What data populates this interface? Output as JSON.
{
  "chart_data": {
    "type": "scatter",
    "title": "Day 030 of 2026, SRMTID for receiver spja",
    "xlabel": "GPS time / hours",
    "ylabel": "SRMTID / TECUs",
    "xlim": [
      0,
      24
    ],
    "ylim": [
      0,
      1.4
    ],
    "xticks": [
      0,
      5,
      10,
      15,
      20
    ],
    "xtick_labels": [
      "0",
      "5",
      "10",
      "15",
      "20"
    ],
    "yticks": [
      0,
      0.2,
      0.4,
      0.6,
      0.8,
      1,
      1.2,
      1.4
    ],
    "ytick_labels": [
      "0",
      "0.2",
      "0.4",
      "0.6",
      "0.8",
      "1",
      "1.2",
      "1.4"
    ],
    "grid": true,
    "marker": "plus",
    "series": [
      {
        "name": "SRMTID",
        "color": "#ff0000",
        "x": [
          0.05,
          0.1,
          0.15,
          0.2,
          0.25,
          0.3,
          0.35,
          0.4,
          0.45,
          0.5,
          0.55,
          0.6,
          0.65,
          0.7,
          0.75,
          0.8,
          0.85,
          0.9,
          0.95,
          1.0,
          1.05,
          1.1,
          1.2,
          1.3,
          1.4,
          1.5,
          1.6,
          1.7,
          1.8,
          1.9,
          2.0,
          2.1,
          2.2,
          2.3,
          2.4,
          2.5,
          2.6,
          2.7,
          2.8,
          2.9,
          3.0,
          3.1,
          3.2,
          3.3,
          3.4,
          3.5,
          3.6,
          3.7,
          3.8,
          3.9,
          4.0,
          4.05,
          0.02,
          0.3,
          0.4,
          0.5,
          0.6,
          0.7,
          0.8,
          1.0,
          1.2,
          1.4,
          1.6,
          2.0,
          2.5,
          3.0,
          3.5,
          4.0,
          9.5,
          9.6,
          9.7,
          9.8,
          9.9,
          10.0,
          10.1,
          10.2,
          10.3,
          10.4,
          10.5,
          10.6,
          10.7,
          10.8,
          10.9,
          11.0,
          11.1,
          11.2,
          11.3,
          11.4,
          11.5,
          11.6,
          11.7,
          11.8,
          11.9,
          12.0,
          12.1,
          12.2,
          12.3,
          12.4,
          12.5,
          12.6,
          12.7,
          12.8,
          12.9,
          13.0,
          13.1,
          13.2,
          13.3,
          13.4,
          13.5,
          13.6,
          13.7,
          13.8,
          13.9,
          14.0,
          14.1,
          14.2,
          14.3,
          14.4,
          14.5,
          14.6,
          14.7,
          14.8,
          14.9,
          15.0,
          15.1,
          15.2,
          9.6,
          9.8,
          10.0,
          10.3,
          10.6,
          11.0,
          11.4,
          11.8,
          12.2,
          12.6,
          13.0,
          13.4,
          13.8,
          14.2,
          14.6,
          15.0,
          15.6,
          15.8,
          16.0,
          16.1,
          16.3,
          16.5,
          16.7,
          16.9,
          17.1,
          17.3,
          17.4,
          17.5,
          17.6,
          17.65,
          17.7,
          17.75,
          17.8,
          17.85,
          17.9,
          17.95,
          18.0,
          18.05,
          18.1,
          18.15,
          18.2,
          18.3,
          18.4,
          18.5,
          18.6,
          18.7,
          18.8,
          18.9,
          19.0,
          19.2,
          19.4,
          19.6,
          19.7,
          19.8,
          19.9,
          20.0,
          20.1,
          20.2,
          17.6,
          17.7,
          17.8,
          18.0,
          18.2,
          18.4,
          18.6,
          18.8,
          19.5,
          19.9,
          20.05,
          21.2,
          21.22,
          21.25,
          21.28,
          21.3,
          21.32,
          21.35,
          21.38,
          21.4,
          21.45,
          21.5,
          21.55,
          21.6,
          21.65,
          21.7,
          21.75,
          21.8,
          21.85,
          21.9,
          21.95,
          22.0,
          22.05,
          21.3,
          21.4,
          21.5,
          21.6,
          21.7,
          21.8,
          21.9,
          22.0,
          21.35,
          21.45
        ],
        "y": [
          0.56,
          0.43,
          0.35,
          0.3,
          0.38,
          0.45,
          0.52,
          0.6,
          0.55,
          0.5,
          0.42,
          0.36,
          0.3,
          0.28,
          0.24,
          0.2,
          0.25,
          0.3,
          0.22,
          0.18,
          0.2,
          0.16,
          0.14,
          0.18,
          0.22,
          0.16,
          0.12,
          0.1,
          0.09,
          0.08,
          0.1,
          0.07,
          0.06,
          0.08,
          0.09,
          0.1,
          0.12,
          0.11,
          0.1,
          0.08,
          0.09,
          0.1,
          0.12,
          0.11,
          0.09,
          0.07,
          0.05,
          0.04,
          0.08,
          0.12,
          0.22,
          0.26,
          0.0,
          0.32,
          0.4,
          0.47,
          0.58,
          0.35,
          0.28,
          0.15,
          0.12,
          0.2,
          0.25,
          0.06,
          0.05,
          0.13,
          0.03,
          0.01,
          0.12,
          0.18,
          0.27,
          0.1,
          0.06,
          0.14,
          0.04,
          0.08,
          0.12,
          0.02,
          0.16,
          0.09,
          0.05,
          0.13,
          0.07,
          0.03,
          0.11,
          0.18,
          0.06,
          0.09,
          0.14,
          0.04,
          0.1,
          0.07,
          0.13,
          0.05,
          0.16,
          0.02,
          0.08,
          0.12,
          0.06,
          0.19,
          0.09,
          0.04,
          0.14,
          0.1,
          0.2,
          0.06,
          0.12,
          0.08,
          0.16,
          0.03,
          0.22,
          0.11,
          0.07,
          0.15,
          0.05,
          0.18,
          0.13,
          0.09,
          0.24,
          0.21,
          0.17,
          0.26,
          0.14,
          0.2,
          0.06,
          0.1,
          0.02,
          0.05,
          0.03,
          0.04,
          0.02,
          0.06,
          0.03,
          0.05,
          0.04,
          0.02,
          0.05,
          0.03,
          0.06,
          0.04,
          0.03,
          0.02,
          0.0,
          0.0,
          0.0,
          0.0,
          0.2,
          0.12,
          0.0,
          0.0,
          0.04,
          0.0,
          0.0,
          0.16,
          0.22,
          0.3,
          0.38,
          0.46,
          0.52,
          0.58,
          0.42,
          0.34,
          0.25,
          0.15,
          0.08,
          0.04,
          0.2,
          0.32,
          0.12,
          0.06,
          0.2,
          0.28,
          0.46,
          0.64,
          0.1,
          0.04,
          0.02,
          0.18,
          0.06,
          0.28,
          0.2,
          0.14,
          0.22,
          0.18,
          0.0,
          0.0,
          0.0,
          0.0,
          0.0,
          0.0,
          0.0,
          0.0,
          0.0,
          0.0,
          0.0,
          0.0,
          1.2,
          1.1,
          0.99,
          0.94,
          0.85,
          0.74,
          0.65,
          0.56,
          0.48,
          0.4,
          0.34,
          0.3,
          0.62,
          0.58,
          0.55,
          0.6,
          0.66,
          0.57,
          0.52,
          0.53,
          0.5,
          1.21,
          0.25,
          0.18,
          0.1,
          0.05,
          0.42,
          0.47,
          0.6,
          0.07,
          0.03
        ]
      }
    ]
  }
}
# # # # # # #
Reproduce the entries above in full by retyping them exactly.

## FULL ANSWER
What data populates this interface? Output as JSON.
{
  "chart_data": {
    "type": "scatter",
    "title": "Day 030 of 2026, SRMTID for receiver spja",
    "xlabel": "GPS time / hours",
    "ylabel": "SRMTID / TECUs",
    "xlim": [
      0,
      24
    ],
    "ylim": [
      0,
      1.4
    ],
    "xticks": [
      0,
      5,
      10,
      15,
      20
    ],
    "xtick_labels": [
      "0",
      "5",
      "10",
      "15",
      "20"
    ],
    "yticks": [
      0,
      0.2,
      0.4,
      0.6,
      0.8,
      1,
      1.2,
      1.4
    ],
    "ytick_labels": [
      "0",
      "0.2",
      "0.4",
      "0.6",
      "0.8",
      "1",
      "1.2",
      "1.4"
    ],
    "grid": true,
    "marker": "plus",
    "series": [
      {
        "name": "SRMTID",
        "color": "#ff0000",
        "x": [
          0.05,
          0.1,
          0.15,
          0.2,
          0.25,
          0.3,
          0.35,
          0.4,
          0.45,
          0.5,
          0.55,
          0.6,
          0.65,
          0.7,
          0.75,
          0.8,
          0.85,
          0.9,
          0.95,
          1.0,
          1.05,
          1.1,
          1.2,
          1.3,
          1.4,
          1.5,
          1.6,
          1.7,
          1.8,
          1.9,
          2.0,
          2.1,
          2.2,
          2.3,
          2.4,
          2.5,
          2.6,
          2.7,
          2.8,
          2.9,
          3.0,
          3.1,
          3.2,
          3.3,
          3.4,
          3.5,
          3.6,
          3.7,
          3.8,
          3.9,
          4.0,
          4.05,
          0.02,
          0.3,
          0.4,
          0.5,
          0.6,
          0.7,
          0.8,
          1.0,
          1.2,
          1.4,
          1.6,
          2.0,
          2.5,
          3.0,
          3.5,
          4.0,
          9.5,
          9.6,
          9.7,
          9.8,
          9.9,
          10.0,
          10.1,
          10.2,
          10.3,
          10.4,
          10.5,
          10.6,
          10.7,
          10.8,
          10.9,
          11.0,
          11.1,
          11.2,
          11.3,
          11.4,
          11.5,
          11.6,
          11.7,
          11.8,
          11.9,
          12.0,
          12.1,
          12.2,
          12.3,
          12.4,
          12.5,
          12.6,
          12.7,
          12.8,
          12.9,
          13.0,
          13.1,
          13.2,
          13.3,
          13.4,
          13.5,
          13.6,
          13.7,
          13.8,
          13.9,
          14.0,
          14.1,
          14.2,
          14.3,
          14.4,
          14.5,
          14.6,
          14.7,
          14.8,
          14.9,
          15.0,
          15.1,
          15.2,
          9.6,
          9.8,
          10.0,
          10.3,
          10.6,
          11.0,
          11.4,
          11.8,
          12.2,
          12.6,
          13.0,
          13.4,
          13.8,
          14.2,
          14.6,
          15.0,
          15.6,
          15.8,
          16.0,
          16.1,
          16.3,
          16.5,
          16.7,
          16.9,
          17.1,
          17.3,
          17.4,
          17.5,
          17.6,
          17.65,
          17.7,
          17.75,
          17.8,
          17.85,
          17.9,
          17.95,
          18.0,
          18.05,
          18.1,
          18.15,
          18.2,
          18.3,
          18.4,
          18.5,
          18.6,
          18.7,
          18.8,
          18.9,
          19.0,
          19.2,
          19.4,
          19.6,
          19.7,
          19.8,
          19.9,
          20.0,
          20.1,
          20.2,
          17.6,
          17.7,
          17.8,
          18.0,
          18.2,
          18.4,
          18.6,
          18.8,
          19.5,
          19.9,
          20.05,
          21.2,
          21.22,
          21.25,
          21.28,
          21.3,
          21.32,
          21.35,
          21.38,
          21.4,
          21.45,
          21.5,
          21.55,
          21.6,
          21.65,
          21.7,
          21.75,
          21.8,
          21.85,
          21.9,
          21.95,
          22.0,
          22.05,
          21.3,
          21.4,
          21.5,
          21.6,
          21.7,
          21.8,
          21.9,
          22.0,
          21.35,
          21.45
        ],
        "y": [
          0.56,
          0.43,
          0.35,
          0.3,
          0.38,
          0.45,
          0.52,
          0.6,
          0.55,
          0.5,
          0.42,
          0.36,
          0.3,
          0.28,
          0.24,
          0.2,
          0.25,
          0.3,
          0.22,
          0.18,
          0.2,
          0.16,
          0.14,
          0.18,
          0.22,
          0.16,
          0.12,
          0.1,
          0.09,
          0.08,
          0.1,
          0.07,
          0.06,
          0.08,
          0.09,
          0.1,
          0.12,
          0.11,
          0.1,
          0.08,
          0.09,
          0.1,
          0.12,
          0.11,
          0.09,
          0.07,
          0.05,
          0.04,
          0.08,
          0.12,
          0.22,
          0.26,
          0.0,
          0.32,
          0.4,
          0.47,
          0.58,
          0.35,
          0.28,
          0.15,
          0.12,
          0.2,
          0.25,
          0.06,
          0.05,
          0.13,
          0.03,
          0.01,
          0.12,
          0.18,
          0.27,
          0.1,
          0.06,
          0.14,
          0.04,
          0.08,
          0.12,
          0.02,
          0.16,
          0.09,
          0.05,
          0.13,
          0.07,
          0.03,
          0.11,
          0.18,
          0.06,
          0.09,
          0.14,
          0.04,
          0.1,
          0.07,
          0.13,
          0.05,
          0.16,
          0.02,
          0.08,
          0.12,
          0.06,
          0.19,
          0.09,
          0.04,
          0.14,
          0.1,
          0.2,
          0.06,
          0.12,
          0.08,
          0.16,
          0.03,
          0.22,
          0.11,
          0.07,
          0.15,
          0.05,
          0.18,
          0.13,
          0.09,
          0.24,
          0.21,
          0.17,
          0.26,
          0.14,
          0.2,
          0.06,
          0.1,
          0.02,
          0.05,
          0.03,
          0.04,
          0.02,
          0.06,
          0.03,
          0.05,
          0.04,
          0.02,
          0.05,
          0.03,
          0.06,
          0.04,
          0.03,
          0.02,
          0.0,
          0.0,
          0.0,
          0.0,
          0.2,
          0.12,
          0.0,
          0.0,
          0.04,
          0.0,
          0.0,
          0.16,
          0.22,
          0.3,
          0.38,
          0.46,
          0.52,
          0.58,
          0.42,
          0.34,
          0.25,
          0.15,
          0.08,
          0.04,
          0.2,
          0.32,
          0.12,
          0.06,
          0.2,
          0.28,
          0.46,
          0.64,
          0.1,
          0.04,
          0.02,
          0.18,
          0.06,
          0.28,
          0.2,
          0.14,
          0.22,
          0.18,
          0.0,
          0.0,
          0.0,
          0.0,
          0.0,
          0.0,
          0.0,
          0.0,
          0.0,
          0.0,
          0.0,
          0.0,
          1.2,
          1.1,
          0.99,
          0.94,
          0.85,
          0.74,
          0.65,
          0.56,
          0.48,
          0.4,
          0.34,
          0.3,
          0.62,
          0.58,
          0.55,
          0.6,
          0.66,
          0.57,
          0.52,
          0.53,
          0.5,
          1.21,
          0.25,
          0.18,
          0.1,
          0.05,
          0.42,
          0.47,
          0.6,
          0.07,
          0.03
        ]
      }
    ]
  }
}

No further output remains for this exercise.